++++ STORED DATA ++++

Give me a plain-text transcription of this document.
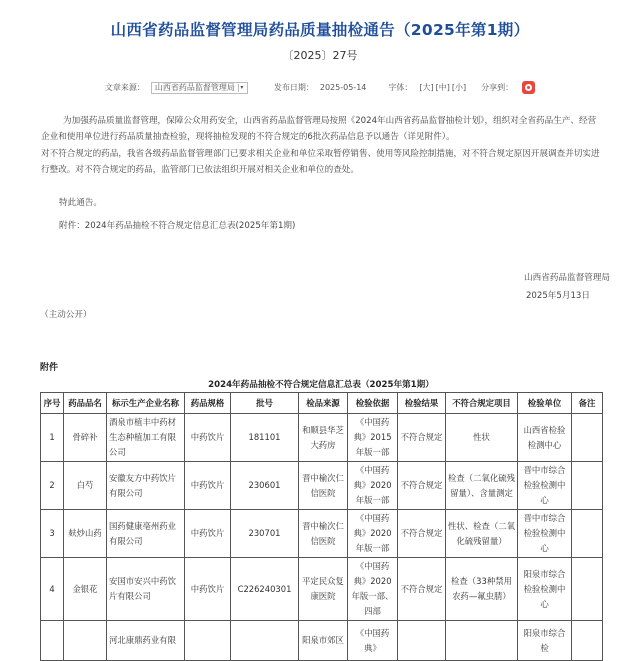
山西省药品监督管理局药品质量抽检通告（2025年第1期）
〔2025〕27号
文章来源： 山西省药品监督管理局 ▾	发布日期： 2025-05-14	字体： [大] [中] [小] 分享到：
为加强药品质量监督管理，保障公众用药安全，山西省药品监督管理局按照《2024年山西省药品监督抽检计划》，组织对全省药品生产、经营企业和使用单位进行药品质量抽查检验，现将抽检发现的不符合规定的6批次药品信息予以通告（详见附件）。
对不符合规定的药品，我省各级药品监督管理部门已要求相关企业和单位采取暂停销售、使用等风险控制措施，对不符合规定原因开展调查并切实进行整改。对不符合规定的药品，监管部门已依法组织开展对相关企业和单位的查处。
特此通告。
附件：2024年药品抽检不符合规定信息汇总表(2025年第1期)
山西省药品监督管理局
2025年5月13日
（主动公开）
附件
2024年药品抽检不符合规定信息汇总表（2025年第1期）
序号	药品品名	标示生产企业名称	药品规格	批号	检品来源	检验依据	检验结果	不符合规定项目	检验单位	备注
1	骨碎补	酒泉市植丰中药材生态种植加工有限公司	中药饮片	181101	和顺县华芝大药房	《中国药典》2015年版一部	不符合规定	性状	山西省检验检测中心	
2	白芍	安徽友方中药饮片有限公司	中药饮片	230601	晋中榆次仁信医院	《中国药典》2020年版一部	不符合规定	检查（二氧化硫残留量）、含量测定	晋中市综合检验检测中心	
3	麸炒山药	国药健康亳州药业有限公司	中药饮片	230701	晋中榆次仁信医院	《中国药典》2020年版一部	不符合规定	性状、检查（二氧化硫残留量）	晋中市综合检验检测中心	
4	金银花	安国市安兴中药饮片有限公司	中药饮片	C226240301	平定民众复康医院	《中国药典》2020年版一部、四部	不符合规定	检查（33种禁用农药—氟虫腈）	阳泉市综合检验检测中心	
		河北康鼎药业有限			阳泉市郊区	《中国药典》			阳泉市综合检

++++
++++ STORED DATA ++++

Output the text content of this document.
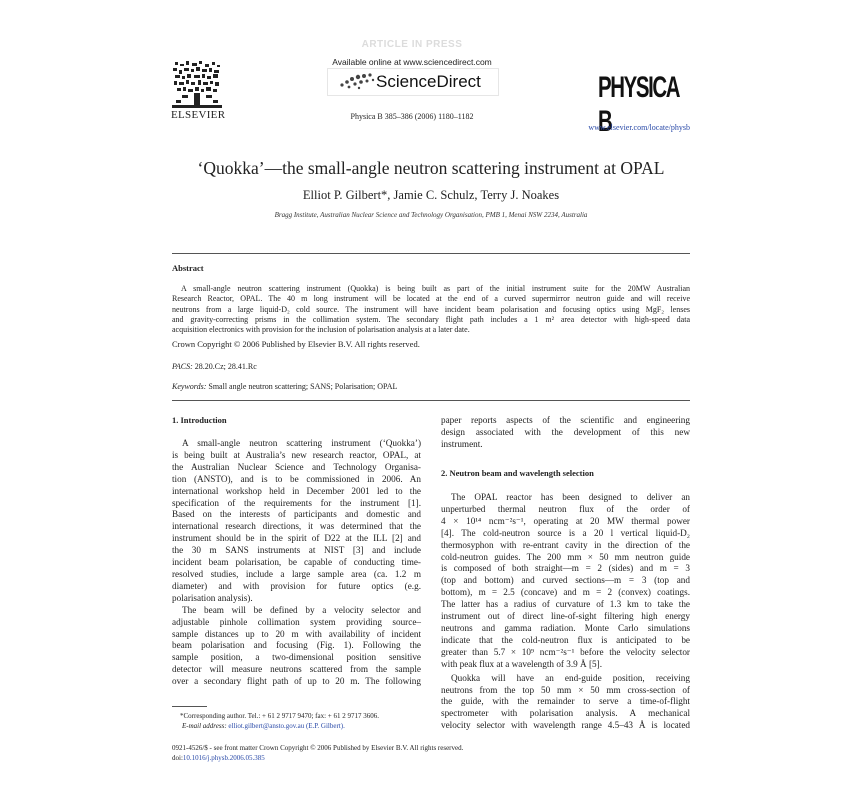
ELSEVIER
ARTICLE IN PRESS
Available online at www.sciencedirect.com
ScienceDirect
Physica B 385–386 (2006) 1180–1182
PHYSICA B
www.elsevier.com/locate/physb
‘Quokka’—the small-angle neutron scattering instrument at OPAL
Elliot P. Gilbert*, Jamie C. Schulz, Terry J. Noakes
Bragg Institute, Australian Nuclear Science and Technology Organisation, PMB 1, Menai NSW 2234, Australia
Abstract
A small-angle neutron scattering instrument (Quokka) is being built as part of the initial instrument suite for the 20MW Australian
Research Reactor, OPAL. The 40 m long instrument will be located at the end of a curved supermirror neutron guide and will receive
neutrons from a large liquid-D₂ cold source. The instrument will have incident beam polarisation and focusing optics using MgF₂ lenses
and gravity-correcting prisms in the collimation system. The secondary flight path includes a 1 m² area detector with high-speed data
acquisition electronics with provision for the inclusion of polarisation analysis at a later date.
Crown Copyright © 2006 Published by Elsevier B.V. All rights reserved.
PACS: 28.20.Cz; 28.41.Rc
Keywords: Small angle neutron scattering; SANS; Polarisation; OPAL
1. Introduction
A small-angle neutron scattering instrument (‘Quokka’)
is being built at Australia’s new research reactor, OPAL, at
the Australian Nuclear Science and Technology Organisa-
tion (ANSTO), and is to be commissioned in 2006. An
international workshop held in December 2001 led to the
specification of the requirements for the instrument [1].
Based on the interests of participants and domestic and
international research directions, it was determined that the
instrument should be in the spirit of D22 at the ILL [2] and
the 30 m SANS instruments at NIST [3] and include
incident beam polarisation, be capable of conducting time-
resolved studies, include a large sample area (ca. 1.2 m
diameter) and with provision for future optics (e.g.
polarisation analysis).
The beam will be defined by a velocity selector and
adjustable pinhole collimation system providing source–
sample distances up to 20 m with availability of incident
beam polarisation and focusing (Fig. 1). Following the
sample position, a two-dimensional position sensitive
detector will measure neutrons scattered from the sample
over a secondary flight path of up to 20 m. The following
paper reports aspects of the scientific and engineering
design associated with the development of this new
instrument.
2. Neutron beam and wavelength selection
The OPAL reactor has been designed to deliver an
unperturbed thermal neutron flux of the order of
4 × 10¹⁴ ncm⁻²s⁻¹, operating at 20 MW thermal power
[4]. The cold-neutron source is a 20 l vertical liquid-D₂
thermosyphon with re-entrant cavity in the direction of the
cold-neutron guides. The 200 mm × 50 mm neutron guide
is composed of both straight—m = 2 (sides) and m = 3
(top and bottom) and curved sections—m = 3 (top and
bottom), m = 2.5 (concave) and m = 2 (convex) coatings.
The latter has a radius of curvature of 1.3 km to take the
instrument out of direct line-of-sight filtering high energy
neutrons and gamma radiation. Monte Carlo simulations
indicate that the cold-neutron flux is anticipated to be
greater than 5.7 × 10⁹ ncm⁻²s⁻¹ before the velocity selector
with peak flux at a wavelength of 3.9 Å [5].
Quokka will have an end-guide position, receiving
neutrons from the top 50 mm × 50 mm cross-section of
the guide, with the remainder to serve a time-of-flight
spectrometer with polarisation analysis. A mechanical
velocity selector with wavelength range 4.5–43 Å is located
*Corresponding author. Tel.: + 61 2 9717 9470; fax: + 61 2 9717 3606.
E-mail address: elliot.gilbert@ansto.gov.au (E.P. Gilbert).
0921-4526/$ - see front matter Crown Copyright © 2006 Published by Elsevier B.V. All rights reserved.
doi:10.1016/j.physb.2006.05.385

++++
++++ STORED DATA ++++

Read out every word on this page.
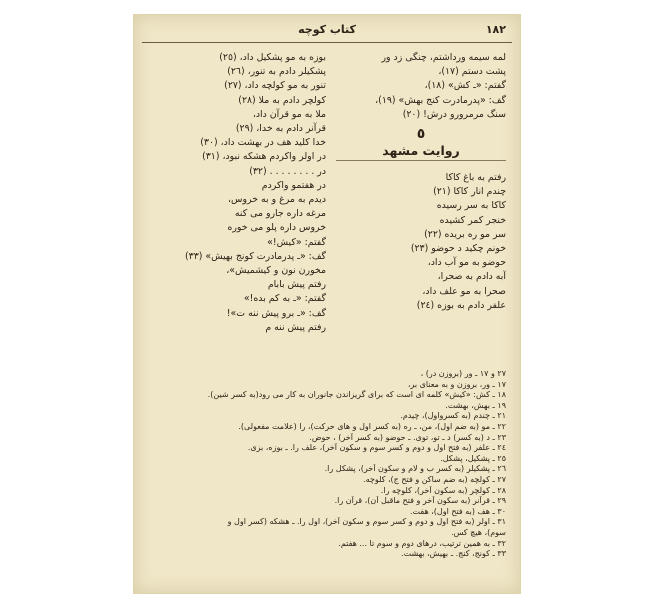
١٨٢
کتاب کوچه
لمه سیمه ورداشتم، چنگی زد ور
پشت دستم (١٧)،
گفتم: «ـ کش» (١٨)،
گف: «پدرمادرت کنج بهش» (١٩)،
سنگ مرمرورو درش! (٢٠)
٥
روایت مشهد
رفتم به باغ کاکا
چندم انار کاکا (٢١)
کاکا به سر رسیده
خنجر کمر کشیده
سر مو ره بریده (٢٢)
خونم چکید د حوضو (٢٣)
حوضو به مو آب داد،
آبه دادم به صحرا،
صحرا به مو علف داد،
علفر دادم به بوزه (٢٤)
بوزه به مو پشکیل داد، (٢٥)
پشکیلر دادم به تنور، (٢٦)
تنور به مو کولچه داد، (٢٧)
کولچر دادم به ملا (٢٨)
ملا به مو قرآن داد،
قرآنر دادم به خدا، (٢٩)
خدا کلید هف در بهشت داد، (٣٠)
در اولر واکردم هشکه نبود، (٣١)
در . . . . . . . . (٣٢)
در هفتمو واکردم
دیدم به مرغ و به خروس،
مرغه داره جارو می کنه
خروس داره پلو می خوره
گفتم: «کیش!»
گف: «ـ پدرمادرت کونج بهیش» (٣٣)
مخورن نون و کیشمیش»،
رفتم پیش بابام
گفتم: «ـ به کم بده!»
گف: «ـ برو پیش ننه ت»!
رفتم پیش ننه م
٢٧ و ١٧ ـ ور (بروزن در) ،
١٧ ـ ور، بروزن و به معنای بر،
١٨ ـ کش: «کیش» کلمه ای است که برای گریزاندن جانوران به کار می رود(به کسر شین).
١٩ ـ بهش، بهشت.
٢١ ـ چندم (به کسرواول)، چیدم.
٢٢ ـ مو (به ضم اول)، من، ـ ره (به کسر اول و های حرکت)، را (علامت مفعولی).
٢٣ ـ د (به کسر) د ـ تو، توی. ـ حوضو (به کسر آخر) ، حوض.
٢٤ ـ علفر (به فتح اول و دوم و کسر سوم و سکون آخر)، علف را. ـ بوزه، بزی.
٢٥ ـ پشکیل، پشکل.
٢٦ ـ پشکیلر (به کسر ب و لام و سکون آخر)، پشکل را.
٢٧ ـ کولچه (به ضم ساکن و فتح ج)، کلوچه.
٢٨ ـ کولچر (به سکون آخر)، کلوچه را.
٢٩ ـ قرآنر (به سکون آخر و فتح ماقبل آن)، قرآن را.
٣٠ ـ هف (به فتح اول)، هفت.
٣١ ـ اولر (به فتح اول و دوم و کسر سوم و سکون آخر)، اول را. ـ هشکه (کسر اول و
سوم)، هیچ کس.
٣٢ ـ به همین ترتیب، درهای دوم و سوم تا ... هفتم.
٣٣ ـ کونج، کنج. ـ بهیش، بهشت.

++++

### [GIVEN REQUEST]
Lines containing the string "path" should be counted; reply with their number and nothing more.

### [EXPECTED OUTPUT]
2